## DATA ENTRIES:
■ ■ ■
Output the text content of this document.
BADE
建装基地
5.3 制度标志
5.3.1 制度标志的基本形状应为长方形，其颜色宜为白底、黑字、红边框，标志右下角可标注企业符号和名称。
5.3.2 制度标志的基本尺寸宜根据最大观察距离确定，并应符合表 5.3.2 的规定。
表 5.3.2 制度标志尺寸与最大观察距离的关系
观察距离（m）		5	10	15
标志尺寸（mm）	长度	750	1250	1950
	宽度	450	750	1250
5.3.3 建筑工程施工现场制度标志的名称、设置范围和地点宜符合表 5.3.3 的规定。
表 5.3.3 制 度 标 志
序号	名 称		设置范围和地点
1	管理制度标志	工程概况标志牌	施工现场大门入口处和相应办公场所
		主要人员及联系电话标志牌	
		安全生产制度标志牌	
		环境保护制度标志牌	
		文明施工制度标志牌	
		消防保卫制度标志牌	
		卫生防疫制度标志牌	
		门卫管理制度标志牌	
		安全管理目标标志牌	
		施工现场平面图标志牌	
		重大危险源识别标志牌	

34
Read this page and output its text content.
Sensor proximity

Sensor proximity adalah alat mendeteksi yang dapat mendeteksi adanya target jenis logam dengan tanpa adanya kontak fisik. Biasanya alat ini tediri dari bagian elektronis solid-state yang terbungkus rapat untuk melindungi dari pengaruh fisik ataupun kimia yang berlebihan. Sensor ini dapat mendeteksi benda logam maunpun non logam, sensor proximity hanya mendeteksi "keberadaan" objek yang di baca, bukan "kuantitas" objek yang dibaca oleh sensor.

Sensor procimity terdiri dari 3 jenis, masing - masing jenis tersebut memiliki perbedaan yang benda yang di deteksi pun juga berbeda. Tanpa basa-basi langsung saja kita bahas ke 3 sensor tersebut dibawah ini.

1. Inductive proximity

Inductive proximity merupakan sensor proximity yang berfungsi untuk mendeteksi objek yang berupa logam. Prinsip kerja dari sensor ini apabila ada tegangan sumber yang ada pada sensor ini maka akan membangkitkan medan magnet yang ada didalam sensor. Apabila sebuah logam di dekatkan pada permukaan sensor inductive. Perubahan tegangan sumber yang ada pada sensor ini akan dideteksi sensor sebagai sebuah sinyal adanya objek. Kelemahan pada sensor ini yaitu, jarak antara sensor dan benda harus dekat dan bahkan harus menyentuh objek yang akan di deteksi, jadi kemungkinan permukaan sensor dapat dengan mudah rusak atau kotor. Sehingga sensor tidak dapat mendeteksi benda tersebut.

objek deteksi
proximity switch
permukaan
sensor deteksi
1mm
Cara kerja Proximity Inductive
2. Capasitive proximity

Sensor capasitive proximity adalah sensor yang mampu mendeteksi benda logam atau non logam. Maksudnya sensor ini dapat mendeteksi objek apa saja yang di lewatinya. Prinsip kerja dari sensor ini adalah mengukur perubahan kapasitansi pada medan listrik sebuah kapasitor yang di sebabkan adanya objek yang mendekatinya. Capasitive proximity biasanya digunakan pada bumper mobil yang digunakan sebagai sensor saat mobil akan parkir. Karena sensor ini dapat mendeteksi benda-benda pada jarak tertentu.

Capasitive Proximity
■ ■ ■
## WRITTEN INSTRUCTION:
Every line above needs to be retyped exactly.

## RESULT:
Output the text content of this document.
BADE
建装基地
5.3 制度标志
5.3.1 制度标志的基本形状应为长方形，其颜色宜为白底、黑字、红边框，标志右下角可标注企业符号和名称。
5.3.2 制度标志的基本尺寸宜根据最大观察距离确定，并应符合表 5.3.2 的规定。
表 5.3.2 制度标志尺寸与最大观察距离的关系
观察距离（m）		5	10	15
标志尺寸（mm）	长度	750	1250	1950
	宽度	450	750	1250
5.3.3 建筑工程施工现场制度标志的名称、设置范围和地点宜符合表 5.3.3 的规定。
表 5.3.3 制 度 标 志
序号	名 称		设置范围和地点
1	管理制度标志	工程概况标志牌	施工现场大门入口处和相应办公场所
		主要人员及联系电话标志牌	
		安全生产制度标志牌	
		环境保护制度标志牌	
		文明施工制度标志牌	
		消防保卫制度标志牌	
		卫生防疫制度标志牌	
		门卫管理制度标志牌	
		安全管理目标标志牌	
		施工现场平面图标志牌	
		重大危险源识别标志牌	

34
Read this page and output its text content.
Sensor proximity

Sensor proximity adalah alat mendeteksi yang dapat mendeteksi adanya target jenis logam dengan tanpa adanya kontak fisik. Biasanya alat ini tediri dari bagian elektronis solid-state yang terbungkus rapat untuk melindungi dari pengaruh fisik ataupun kimia yang berlebihan. Sensor ini dapat mendeteksi benda logam maunpun non logam, sensor proximity hanya mendeteksi "keberadaan" objek yang di baca, bukan "kuantitas" objek yang dibaca oleh sensor.

Sensor procimity terdiri dari 3 jenis, masing - masing jenis tersebut memiliki perbedaan yang benda yang di deteksi pun juga berbeda. Tanpa basa-basi langsung saja kita bahas ke 3 sensor tersebut dibawah ini.

1. Inductive proximity

Inductive proximity merupakan sensor proximity yang berfungsi untuk mendeteksi objek yang berupa logam. Prinsip kerja dari sensor ini apabila ada tegangan sumber yang ada pada sensor ini maka akan membangkitkan medan magnet yang ada didalam sensor. Apabila sebuah logam di dekatkan pada permukaan sensor inductive. Perubahan tegangan sumber yang ada pada sensor ini akan dideteksi sensor sebagai sebuah sinyal adanya objek. Kelemahan pada sensor ini yaitu, jarak antara sensor dan benda harus dekat dan bahkan harus menyentuh objek yang akan di deteksi, jadi kemungkinan permukaan sensor dapat dengan mudah rusak atau kotor. Sehingga sensor tidak dapat mendeteksi benda tersebut.

objek deteksi
proximity switch
permukaan
sensor deteksi
1mm
Cara kerja Proximity Inductive
2. Capasitive proximity

Sensor capasitive proximity adalah sensor yang mampu mendeteksi benda logam atau non logam. Maksudnya sensor ini dapat mendeteksi objek apa saja yang di lewatinya. Prinsip kerja dari sensor ini adalah mengukur perubahan kapasitansi pada medan listrik sebuah kapasitor yang di sebabkan adanya objek yang mendekatinya. Capasitive proximity biasanya digunakan pada bumper mobil yang digunakan sebagai sensor saat mobil akan parkir. Karena sensor ini dapat mendeteksi benda-benda pada jarak tertentu.

Capasitive Proximity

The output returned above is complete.